Reading passage:
◇ ◇ ◇ ◇

Tomorrow I work the afternoon until 6 pm. Everything will be closed by then and a blessed silence will fall. The tills will no longer ring, crossing the shop will no longer be like taking a short cut across the Dodgems, and all those furious-faced people intent on clearing the shelves of everything before the Day of Nothing to Buy will be gone. It seems that Christmas cheer has an ‘off’ switch that is triggered when the shop door opens. I wouldn’t be surprised to see one or two of those furious middle-aged women turn into the Hulk if we run out of sprouts or pre-bacon-wrapped mini-sausages.

Since Local Shop only does food, a limited range of booze and a few other extremity things like socks and gloves, we won’t have a January sale to worry about. We’re not likely to sell a lot of booze for New Year because Tesco is nearby and they’ll undercut anyone. So tomorrow should see the end of the madness for us. It’s likely to be fairly busy next week but nothing like the last few days before Christmas.

After that, it’ll probably feel like a holiday. I can then add to my CV that I have experience of retail work over the Christmas period, and with a couple more months of experience will be able to look at upgrading to a better-paid version of the same thing so I can do fewer hours for the same income. What? You thought there was no devious plan involved in taking the lowest-paid job in the area? They are a training ground, they will always only employ the totally inexperienced because once we get experience, we’ll all upgrade. That they don’t see it is to be admired: if they paid the same rate as the other shops, they’d be able to demand experience and I’d never have got in.

The others? Two have very young children and working husbands. When their kids reach school age they won’t work these hours. They don’t really need the job, it’s something to get out of the house, feel a little freedom and earn a bit extra. The other is young, on her first proper job and will probably move on before I do. As for me, I’m just looking to cover the bills. This job does it, a better paid one would do it while taking up less writing time.

It’s going to take me a very long time to build up the writing income to the point where I could live on it. Like the self-employment, it will never be reliable either. Books can go in and out of fashion in the blink of an eye. Therefore my career plan is not to move up the rankings and end up as a manager (most of whom still have no idea who they have employed!) but to move up the janitorial pay scale by working fewer hours to get the same income. Cover the bills, leave a booze and baccy fund, and no more. I don’t want to help this Government waste money and as long as there is a non-negotiable smoking ban, they will get no more than the basics from me.

◇ ◇ ◇ ◇

Material:
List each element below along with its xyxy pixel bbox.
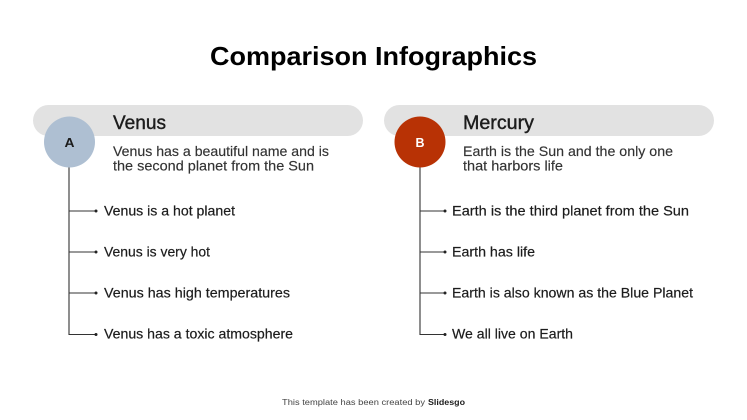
description: Mercury xyxy=(463,143,673,174)
title: Comparison Infographics xyxy=(210,41,537,71)
description: Venus: Venus has a beautiful name and is xyxy=(113,143,329,159)
description: Venus xyxy=(113,143,329,174)
heading: Venus: Venus xyxy=(113,113,166,134)
list: Venus facts xyxy=(104,202,293,342)
footer credit: Slidesgo xyxy=(428,398,465,407)
list: Earth facts xyxy=(452,202,693,342)
footer credit: This template has been created by xyxy=(282,398,425,407)
list: Venus facts: Venus has high temperatures xyxy=(104,284,290,300)
list: Venus facts: Venus has a toxic atmosphere xyxy=(104,326,293,342)
heading: Mercury: Mercury xyxy=(463,113,535,134)
footer credit xyxy=(282,398,465,407)
list: Earth facts: Earth is also known as the Blue Planet xyxy=(452,284,693,300)
header bar: Mercury xyxy=(384,105,714,136)
panel: Mercury xyxy=(384,105,714,342)
list: Earth facts: Earth is the third planet from the Sun xyxy=(452,202,689,218)
list: Venus facts: Venus is very hot xyxy=(104,244,210,260)
connector tree: Mercury xyxy=(420,165,446,336)
badge: B xyxy=(394,116,446,168)
badge: A xyxy=(44,116,95,168)
description: Venus: the second planet from the Sun xyxy=(113,158,314,174)
list: Earth facts: We all live on Earth xyxy=(452,326,573,342)
header bar: Venus xyxy=(33,105,363,136)
badge: B: B xyxy=(416,135,424,150)
list: Earth facts: Earth has life xyxy=(452,244,535,260)
badge: A: A xyxy=(64,135,75,150)
panel: Venus xyxy=(33,105,363,342)
connector tree: Venus xyxy=(69,165,98,336)
list: Venus facts: Venus is a hot planet xyxy=(104,202,235,218)
description: Mercury: Earth is the Sun and the only one xyxy=(463,143,673,159)
description: Mercury: that harbors life xyxy=(463,158,563,174)
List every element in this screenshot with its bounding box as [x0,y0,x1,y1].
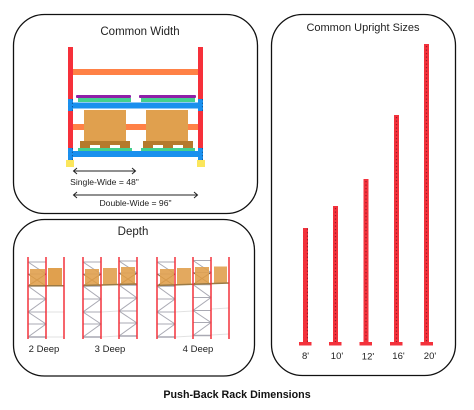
panel: common upright sizes [272,14,456,376]
rack: 3 deep [83,257,137,355]
label: single-wide: Single-Wide = 48" [70,177,139,187]
arrow: double-wide [74,192,198,198]
label: 4 deep: 4 Deep [183,344,213,355]
heading: common width: Common Width [100,26,180,38]
arrow: single-wide [74,168,136,174]
label: 12 ft: 12' [362,352,374,362]
upright: 20 ft [420,44,436,362]
title: Push-Back Rack Dimensions [163,389,311,401]
upright: 16 ft [390,115,405,362]
upright: 12 ft [360,179,374,362]
panel: common width [14,14,258,214]
upright: 8 ft [299,228,312,362]
label: 3 deep: 3 Deep [95,344,125,355]
label: 16 ft: 16' [392,351,405,362]
label: 8 ft: 8' [302,351,309,362]
label: 2 deep: 2 Deep [29,344,59,355]
rack front view [66,47,205,167]
label: double-wide: Double-Wide = 96" [99,198,172,208]
heading: common upright sizes: Common Upright Sizes [306,22,420,34]
label: 10 ft: 10' [331,351,343,362]
rack: 2 deep [28,257,64,355]
upright: 10 ft [329,206,343,362]
label: 20 ft: 20' [424,351,436,362]
heading: depth: Depth [118,226,148,238]
rack: 4 deep [157,257,229,355]
panel: depth [14,220,254,376]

◇ ◇ ◇ ◇

Directive A:
In the passage about working at Local Shop, why does the narrator not expect the shop to sell much booze for New Year?
Directive B:
From the records, extract the stretch from the line that contains "panel: common upright sizes [272,14,456,376]" through the line that contains "heading: common width: Common", reproducing each line without changes.

Task solution A:
Tesco is nearby and will undercut anyone.

Task solution B:
panel: common upright sizes [272,14,456,376]
rack: 3 deep [83,257,137,355]
label: single-wide: Single-Wide = 48" [70,177,139,187]
arrow: double-wide [74,192,198,198]
label: 4 deep: 4 Deep [183,344,213,355]
heading: common width: Common Width [100,26,180,38]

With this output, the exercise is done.